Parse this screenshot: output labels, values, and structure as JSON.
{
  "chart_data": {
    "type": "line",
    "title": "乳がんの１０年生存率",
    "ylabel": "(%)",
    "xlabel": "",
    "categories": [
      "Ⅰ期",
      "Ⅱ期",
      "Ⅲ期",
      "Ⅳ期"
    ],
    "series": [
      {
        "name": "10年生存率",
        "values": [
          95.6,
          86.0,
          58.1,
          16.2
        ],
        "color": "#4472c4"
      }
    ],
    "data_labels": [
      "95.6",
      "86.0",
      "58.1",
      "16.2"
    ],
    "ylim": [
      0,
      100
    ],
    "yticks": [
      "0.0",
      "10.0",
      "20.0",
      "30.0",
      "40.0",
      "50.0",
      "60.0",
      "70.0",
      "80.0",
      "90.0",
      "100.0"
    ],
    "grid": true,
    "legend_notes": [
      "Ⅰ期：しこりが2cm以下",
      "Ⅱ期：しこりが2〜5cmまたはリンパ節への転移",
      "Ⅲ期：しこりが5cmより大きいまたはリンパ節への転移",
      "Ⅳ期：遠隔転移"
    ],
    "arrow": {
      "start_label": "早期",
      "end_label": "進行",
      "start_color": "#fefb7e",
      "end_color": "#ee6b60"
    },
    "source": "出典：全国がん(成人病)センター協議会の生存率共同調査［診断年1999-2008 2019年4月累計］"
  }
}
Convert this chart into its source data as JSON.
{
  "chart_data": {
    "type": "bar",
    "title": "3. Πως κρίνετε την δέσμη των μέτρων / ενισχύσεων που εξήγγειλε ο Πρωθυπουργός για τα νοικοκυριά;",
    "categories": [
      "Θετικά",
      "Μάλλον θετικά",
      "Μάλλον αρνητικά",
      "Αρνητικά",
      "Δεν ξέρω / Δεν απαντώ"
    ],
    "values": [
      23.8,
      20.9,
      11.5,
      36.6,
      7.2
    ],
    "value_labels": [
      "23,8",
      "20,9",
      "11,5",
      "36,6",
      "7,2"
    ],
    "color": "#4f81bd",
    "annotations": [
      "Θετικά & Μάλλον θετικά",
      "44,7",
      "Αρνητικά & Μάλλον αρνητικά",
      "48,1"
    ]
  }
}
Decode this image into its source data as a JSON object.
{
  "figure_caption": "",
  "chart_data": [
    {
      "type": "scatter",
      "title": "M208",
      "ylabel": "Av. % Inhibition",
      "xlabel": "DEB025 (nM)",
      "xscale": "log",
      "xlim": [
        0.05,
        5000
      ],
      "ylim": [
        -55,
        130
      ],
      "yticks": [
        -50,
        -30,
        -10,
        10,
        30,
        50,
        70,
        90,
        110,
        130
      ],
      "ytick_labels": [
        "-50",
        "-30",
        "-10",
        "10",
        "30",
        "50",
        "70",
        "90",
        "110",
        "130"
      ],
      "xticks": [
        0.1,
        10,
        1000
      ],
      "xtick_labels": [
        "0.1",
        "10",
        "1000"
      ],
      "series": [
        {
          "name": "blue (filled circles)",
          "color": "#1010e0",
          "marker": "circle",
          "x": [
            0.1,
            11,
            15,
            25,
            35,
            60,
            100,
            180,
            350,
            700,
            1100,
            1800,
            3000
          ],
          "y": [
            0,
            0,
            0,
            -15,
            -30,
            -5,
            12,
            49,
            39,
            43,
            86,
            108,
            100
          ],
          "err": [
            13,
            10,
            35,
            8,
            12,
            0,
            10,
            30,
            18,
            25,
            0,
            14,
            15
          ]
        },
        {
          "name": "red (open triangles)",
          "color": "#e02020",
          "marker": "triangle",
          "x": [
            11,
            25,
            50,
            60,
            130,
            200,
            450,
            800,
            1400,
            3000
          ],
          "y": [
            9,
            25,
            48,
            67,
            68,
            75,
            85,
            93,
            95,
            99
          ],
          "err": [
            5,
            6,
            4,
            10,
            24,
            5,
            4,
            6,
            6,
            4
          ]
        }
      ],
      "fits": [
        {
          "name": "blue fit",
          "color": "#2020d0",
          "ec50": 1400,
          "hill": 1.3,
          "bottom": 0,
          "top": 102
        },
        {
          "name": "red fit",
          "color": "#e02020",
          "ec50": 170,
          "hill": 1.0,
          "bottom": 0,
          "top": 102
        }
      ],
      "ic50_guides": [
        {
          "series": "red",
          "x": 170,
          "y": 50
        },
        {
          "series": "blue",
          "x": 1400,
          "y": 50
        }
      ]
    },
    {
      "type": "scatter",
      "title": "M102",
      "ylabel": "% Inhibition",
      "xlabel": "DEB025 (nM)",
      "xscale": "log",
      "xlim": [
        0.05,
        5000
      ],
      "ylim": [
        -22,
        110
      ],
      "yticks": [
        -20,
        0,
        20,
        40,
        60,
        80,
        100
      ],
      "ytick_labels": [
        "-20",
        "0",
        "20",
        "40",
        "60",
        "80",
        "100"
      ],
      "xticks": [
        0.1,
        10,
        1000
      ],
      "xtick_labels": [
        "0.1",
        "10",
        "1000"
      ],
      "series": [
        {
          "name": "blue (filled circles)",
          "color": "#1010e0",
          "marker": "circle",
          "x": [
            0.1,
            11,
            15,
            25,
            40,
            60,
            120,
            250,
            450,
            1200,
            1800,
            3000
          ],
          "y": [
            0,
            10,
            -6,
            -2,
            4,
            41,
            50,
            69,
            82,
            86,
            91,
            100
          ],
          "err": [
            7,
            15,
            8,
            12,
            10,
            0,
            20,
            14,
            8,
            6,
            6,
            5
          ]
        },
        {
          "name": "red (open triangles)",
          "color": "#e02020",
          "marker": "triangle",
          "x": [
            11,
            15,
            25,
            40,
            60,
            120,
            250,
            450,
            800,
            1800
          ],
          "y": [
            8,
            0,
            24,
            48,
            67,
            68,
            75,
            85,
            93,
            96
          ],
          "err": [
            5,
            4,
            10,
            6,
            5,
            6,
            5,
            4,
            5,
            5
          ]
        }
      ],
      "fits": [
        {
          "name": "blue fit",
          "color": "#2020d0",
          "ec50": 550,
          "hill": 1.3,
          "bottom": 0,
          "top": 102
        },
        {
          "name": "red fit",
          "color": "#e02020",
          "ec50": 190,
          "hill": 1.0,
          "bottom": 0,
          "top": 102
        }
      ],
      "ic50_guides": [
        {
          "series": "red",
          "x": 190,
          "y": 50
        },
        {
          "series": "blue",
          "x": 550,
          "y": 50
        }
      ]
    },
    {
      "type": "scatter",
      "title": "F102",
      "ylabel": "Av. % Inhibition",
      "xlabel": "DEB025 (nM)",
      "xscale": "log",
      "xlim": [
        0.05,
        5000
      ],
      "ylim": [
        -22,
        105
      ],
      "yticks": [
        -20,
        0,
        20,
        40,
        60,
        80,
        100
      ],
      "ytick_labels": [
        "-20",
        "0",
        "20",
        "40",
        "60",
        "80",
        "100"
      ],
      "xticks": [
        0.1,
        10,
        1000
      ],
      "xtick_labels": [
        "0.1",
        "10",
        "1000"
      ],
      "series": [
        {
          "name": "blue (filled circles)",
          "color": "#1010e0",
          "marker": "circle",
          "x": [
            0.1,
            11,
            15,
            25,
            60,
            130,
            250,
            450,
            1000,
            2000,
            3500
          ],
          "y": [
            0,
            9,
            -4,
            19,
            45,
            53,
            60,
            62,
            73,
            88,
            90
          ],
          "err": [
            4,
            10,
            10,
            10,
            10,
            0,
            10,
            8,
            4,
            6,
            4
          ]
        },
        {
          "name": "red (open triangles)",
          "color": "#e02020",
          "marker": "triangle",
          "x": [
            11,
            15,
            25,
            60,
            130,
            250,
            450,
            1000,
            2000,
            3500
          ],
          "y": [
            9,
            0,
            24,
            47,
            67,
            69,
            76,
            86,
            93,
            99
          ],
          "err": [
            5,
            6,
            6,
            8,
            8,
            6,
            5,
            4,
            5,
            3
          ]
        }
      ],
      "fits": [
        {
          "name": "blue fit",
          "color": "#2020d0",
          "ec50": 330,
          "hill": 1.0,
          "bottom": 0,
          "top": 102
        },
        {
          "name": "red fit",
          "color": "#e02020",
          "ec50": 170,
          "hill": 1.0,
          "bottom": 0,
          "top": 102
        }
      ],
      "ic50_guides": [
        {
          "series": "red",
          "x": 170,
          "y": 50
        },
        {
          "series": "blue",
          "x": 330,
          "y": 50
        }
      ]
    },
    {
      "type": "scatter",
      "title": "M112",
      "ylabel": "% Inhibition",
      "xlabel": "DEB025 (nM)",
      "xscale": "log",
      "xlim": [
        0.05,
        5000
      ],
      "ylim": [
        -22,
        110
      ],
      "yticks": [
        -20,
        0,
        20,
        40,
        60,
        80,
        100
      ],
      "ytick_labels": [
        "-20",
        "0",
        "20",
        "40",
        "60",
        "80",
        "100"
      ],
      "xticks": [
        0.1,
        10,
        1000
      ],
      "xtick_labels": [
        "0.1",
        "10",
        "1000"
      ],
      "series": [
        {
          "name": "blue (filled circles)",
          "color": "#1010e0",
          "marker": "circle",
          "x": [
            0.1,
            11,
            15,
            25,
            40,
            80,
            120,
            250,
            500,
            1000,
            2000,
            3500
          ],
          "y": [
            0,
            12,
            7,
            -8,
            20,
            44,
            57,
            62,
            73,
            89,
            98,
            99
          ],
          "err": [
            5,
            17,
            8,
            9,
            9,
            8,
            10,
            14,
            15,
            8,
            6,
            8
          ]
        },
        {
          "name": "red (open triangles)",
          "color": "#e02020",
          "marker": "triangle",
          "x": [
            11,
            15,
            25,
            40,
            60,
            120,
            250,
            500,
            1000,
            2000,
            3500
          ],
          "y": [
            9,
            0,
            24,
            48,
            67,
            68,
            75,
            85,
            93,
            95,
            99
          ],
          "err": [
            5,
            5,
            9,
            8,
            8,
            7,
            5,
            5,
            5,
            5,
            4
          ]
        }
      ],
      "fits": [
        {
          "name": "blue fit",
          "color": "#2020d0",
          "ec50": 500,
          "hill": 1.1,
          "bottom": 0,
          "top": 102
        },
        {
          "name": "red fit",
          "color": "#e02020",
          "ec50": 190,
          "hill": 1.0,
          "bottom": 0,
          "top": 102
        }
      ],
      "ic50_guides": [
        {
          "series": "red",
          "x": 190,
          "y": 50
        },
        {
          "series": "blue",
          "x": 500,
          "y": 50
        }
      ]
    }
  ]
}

▸ **GIVEN TASK**:
Give only the number of lines in the preceding material that contain the string "this".

▸ **THE RESULT**:
3